* **Stated goal**
Give the number of lines in the listing below that include the word "error", with nothing more.

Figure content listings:

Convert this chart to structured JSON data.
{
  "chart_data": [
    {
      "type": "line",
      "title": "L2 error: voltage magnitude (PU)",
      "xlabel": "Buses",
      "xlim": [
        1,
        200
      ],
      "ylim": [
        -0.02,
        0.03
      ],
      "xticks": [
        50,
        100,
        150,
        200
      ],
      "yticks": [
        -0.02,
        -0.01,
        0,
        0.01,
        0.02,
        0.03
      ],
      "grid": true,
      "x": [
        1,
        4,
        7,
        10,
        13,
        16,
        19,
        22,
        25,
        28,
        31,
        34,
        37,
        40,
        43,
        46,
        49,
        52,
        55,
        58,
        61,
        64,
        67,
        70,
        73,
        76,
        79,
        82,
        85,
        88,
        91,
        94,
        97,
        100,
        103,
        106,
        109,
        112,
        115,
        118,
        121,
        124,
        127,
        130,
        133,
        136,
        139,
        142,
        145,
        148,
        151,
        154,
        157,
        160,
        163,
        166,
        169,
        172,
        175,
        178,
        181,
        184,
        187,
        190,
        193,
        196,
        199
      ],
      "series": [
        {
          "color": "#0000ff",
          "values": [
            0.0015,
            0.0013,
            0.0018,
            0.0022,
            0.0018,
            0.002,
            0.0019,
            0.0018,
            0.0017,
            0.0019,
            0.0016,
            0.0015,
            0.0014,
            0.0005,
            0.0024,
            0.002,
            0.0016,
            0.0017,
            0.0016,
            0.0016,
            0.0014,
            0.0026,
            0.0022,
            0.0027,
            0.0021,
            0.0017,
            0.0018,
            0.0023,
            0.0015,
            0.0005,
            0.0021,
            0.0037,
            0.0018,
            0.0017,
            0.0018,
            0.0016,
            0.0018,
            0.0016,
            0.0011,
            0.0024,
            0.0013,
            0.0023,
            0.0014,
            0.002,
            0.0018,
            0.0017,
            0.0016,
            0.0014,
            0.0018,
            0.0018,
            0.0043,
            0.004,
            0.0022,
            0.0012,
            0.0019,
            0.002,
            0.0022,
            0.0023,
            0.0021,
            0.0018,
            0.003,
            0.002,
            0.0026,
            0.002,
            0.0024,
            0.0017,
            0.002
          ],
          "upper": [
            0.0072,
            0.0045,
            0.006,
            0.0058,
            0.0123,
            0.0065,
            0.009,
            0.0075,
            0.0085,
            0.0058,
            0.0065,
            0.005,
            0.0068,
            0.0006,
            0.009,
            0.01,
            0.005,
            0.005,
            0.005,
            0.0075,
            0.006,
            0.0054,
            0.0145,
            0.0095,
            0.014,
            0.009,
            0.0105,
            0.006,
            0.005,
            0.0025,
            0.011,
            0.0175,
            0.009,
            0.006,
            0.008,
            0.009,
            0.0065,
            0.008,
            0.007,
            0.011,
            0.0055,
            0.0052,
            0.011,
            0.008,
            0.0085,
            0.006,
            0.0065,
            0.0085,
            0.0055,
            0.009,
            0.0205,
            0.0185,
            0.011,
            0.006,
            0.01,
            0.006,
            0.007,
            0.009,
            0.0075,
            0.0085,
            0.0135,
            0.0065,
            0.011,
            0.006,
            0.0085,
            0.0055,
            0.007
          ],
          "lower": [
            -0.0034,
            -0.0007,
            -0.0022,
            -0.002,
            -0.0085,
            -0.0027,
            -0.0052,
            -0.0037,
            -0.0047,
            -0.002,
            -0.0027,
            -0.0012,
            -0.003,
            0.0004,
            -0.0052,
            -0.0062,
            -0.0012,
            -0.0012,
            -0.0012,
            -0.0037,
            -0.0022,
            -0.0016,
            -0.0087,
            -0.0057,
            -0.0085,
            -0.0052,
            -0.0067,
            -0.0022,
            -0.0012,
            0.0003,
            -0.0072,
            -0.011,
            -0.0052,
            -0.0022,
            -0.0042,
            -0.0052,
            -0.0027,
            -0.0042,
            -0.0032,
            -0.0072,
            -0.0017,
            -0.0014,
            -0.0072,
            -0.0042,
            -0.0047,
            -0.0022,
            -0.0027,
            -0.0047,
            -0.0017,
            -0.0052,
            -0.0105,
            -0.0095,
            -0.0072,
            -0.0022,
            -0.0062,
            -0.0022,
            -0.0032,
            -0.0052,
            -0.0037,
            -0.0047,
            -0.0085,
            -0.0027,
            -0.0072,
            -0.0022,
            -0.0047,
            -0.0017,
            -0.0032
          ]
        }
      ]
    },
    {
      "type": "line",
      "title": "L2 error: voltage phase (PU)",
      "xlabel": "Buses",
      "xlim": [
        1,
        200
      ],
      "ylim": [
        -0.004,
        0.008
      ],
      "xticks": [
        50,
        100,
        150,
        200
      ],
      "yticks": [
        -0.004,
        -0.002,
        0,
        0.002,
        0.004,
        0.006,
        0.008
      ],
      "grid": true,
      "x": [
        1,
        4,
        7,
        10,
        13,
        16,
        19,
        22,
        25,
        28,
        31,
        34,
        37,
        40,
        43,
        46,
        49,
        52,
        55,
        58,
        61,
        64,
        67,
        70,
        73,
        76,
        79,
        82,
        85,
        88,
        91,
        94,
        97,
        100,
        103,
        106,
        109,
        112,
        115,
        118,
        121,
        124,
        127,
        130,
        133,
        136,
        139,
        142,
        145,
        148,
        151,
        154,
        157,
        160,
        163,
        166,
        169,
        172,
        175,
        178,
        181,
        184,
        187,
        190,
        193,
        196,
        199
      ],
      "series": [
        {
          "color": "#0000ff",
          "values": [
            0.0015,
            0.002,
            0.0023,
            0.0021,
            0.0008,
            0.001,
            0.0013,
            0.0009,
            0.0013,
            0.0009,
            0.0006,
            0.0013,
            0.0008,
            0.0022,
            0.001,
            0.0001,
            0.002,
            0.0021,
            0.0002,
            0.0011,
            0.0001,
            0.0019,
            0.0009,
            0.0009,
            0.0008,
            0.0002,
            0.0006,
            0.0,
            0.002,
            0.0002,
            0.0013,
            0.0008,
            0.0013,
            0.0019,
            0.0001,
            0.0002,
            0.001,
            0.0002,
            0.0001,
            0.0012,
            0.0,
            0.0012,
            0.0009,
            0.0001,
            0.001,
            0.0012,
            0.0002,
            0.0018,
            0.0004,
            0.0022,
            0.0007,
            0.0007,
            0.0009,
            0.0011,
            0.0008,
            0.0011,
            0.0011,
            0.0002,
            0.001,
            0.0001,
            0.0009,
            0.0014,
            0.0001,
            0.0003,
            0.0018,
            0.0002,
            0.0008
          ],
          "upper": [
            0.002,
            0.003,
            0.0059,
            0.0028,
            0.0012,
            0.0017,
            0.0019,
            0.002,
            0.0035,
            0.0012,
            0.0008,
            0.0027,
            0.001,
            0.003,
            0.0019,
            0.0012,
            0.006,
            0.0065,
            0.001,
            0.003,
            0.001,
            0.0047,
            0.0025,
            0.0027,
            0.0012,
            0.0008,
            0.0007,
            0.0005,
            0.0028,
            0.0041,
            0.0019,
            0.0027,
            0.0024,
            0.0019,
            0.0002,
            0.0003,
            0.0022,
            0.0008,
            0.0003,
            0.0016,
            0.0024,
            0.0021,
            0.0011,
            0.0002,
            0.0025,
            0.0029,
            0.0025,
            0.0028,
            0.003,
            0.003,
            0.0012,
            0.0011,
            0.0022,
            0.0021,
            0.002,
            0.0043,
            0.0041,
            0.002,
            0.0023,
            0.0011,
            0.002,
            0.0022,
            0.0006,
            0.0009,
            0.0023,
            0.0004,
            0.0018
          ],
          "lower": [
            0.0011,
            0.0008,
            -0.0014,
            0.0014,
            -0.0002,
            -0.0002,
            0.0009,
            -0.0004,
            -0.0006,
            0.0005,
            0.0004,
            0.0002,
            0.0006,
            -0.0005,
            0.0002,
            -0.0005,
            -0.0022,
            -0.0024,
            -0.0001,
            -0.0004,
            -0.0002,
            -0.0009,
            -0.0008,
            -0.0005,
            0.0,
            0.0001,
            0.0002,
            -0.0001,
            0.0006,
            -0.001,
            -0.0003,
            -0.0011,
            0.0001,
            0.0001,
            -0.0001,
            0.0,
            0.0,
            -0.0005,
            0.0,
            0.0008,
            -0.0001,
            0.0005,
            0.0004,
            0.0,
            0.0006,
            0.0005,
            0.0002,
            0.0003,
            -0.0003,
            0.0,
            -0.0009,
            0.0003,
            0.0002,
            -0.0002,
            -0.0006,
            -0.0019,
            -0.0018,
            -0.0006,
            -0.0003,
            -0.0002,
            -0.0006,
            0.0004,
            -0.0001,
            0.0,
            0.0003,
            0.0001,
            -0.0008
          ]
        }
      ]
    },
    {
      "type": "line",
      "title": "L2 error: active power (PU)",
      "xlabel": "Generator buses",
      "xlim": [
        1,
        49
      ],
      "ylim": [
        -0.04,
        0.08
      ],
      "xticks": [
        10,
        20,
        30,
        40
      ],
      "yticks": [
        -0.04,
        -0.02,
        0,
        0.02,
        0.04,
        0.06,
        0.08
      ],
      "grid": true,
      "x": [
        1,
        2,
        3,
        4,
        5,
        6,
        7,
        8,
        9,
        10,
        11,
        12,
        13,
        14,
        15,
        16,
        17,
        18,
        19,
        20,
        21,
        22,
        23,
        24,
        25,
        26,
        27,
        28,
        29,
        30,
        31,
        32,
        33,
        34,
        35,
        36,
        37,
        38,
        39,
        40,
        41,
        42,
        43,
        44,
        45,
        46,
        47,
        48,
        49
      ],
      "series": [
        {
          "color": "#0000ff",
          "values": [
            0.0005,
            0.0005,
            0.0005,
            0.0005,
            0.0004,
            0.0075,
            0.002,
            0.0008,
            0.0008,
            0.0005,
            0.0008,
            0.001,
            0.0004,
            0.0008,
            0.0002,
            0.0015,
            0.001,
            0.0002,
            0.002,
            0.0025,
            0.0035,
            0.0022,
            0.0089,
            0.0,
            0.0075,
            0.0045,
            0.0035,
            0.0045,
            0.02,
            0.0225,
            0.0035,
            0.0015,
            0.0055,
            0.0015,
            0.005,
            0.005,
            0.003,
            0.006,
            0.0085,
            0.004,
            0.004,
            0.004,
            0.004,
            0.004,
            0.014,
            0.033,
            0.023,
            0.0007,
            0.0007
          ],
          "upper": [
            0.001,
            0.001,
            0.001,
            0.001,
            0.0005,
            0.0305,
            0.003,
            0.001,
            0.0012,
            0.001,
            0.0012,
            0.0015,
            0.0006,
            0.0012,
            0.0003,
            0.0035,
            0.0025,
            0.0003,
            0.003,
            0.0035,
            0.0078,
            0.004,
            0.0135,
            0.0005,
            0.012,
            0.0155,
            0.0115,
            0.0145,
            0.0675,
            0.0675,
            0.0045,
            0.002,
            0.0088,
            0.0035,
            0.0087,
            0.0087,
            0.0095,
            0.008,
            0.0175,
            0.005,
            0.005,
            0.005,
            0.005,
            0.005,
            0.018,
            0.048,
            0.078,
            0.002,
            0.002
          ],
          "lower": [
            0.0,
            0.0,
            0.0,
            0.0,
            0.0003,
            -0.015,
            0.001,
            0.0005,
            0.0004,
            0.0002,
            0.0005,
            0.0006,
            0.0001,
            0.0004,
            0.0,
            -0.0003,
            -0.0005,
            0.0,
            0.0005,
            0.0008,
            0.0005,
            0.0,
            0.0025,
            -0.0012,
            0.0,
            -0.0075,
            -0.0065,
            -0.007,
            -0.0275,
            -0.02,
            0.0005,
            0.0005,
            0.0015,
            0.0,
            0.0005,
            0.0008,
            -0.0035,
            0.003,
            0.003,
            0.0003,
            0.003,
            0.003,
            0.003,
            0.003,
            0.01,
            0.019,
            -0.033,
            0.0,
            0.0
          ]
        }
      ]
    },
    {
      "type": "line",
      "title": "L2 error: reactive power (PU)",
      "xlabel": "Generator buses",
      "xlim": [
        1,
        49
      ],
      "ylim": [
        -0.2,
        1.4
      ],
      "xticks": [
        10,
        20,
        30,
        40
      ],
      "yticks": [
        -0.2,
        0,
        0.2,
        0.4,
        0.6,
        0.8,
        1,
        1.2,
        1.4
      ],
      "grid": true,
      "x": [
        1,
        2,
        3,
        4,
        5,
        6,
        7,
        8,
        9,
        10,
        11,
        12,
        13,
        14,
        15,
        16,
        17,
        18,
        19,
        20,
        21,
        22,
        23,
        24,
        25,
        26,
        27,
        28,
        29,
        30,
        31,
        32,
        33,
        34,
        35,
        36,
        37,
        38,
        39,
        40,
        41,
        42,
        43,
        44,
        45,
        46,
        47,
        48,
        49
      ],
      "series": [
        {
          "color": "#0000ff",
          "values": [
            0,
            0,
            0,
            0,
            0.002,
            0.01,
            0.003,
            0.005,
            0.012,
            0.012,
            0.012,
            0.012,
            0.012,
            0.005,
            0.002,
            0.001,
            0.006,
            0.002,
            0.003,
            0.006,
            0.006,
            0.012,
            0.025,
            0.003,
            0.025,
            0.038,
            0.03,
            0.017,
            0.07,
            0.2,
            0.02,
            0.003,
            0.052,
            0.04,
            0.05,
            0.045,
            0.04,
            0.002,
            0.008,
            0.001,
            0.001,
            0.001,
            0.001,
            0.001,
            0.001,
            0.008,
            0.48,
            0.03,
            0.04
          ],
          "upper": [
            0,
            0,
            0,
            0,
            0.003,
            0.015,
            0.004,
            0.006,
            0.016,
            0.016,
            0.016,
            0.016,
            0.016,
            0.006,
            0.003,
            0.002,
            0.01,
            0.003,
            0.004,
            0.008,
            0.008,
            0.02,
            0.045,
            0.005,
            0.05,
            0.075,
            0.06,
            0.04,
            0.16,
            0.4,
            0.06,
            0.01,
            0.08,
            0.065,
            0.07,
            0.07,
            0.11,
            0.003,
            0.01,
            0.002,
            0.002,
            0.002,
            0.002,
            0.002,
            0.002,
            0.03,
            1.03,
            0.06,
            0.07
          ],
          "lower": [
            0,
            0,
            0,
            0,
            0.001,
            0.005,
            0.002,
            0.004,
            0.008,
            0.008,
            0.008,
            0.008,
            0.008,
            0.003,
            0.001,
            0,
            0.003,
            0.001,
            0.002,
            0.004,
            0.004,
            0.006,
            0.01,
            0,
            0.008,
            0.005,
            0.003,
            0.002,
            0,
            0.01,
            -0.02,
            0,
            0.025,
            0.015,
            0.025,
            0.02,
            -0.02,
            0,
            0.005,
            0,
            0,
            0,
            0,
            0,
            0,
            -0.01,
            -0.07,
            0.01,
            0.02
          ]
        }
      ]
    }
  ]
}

* **Result of this exercise**
4